__Task description__
Transcribe all of the material exactly. Any picture in it should be left out.

start Given data

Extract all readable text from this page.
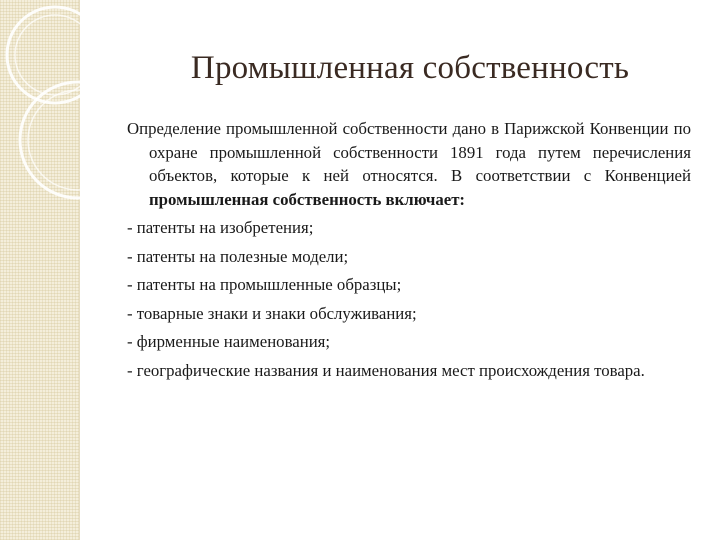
Промышленная собственность

Определение промышленной собственности дано в Парижской Конвенции по охране промышленной собственности 1891 года путем перечисления объектов, которые к ней относятся. В соответствии с Конвенцией промышленная собственность включает:

- патенты на изобретения;

- патенты на полезные модели;

- патенты на промышленные образцы;

- товарные знаки и знаки обслуживания;

- фирменные наименования;

- географические названия и наименования мест происхождения товара.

end Given data

__Written solution__
Extract all readable text from this page.
Промышленная собственность

Определение промышленной собственности дано в Парижской Конвенции по охране промышленной собственности 1891 года путем перечисления объектов, которые к ней относятся. В соответствии с Конвенцией промышленная собственность включает:

- патенты на изобретения;

- патенты на полезные модели;

- патенты на промышленные образцы;

- товарные знаки и знаки обслуживания;

- фирменные наименования;

- географические названия и наименования мест происхождения товара.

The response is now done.